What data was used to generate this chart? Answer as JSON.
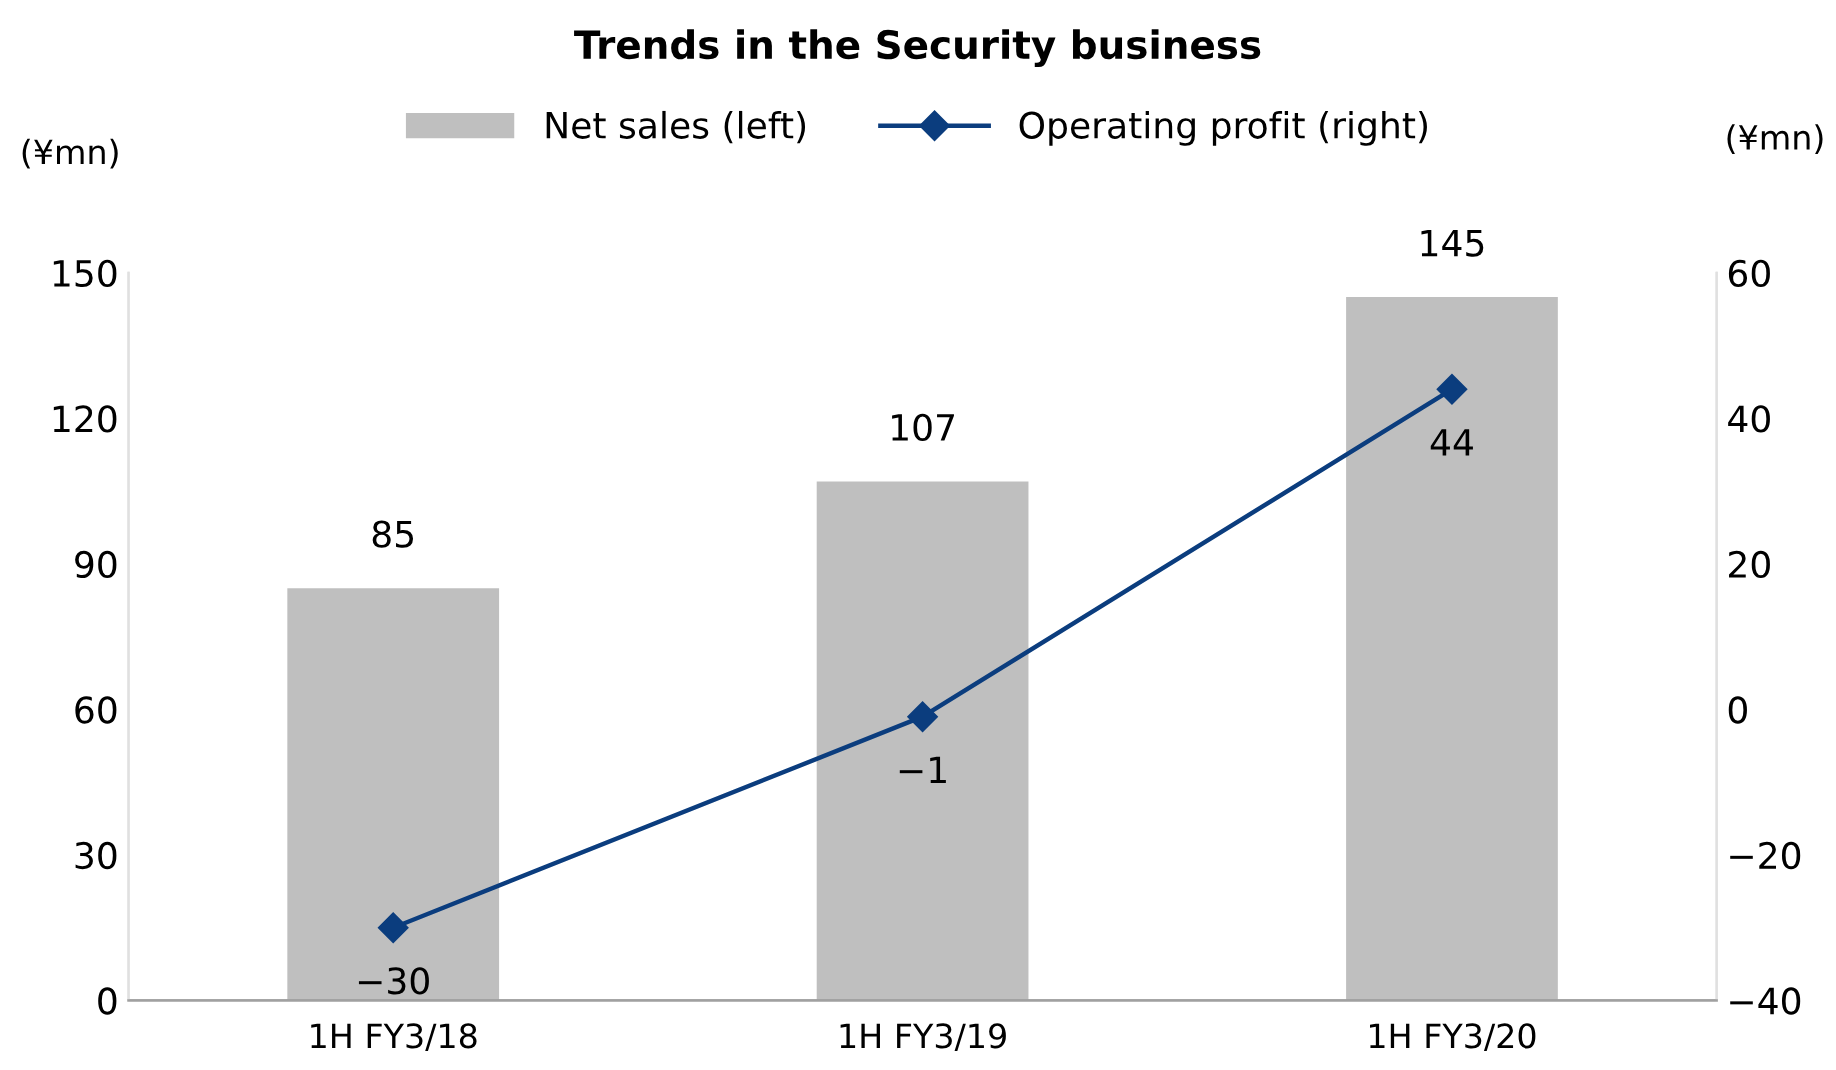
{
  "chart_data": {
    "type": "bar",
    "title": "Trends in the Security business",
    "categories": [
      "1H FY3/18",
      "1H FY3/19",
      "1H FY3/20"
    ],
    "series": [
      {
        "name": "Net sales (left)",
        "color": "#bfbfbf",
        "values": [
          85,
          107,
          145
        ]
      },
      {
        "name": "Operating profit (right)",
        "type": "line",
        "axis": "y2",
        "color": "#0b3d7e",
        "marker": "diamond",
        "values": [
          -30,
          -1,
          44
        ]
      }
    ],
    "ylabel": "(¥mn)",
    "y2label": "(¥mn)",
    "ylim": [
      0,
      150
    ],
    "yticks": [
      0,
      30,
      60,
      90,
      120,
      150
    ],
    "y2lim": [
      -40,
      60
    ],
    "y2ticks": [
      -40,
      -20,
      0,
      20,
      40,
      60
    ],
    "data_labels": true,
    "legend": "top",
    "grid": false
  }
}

• _Prompt_: Using the material above, retype each entry exactly and omit the pictures.

• _Reply_:
What data was used to generate this chart? Answer as JSON.
{
  "chart_data": {
    "type": "bar",
    "title": "Trends in the Security business",
    "categories": [
      "1H FY3/18",
      "1H FY3/19",
      "1H FY3/20"
    ],
    "series": [
      {
        "name": "Net sales (left)",
        "color": "#bfbfbf",
        "values": [
          85,
          107,
          145
        ]
      },
      {
        "name": "Operating profit (right)",
        "type": "line",
        "axis": "y2",
        "color": "#0b3d7e",
        "marker": "diamond",
        "values": [
          -30,
          -1,
          44
        ]
      }
    ],
    "ylabel": "(¥mn)",
    "y2label": "(¥mn)",
    "ylim": [
      0,
      150
    ],
    "yticks": [
      0,
      30,
      60,
      90,
      120,
      150
    ],
    "y2lim": [
      -40,
      60
    ],
    "y2ticks": [
      -40,
      -20,
      0,
      20,
      40,
      60
    ],
    "data_labels": true,
    "legend": "top",
    "grid": false
  }
}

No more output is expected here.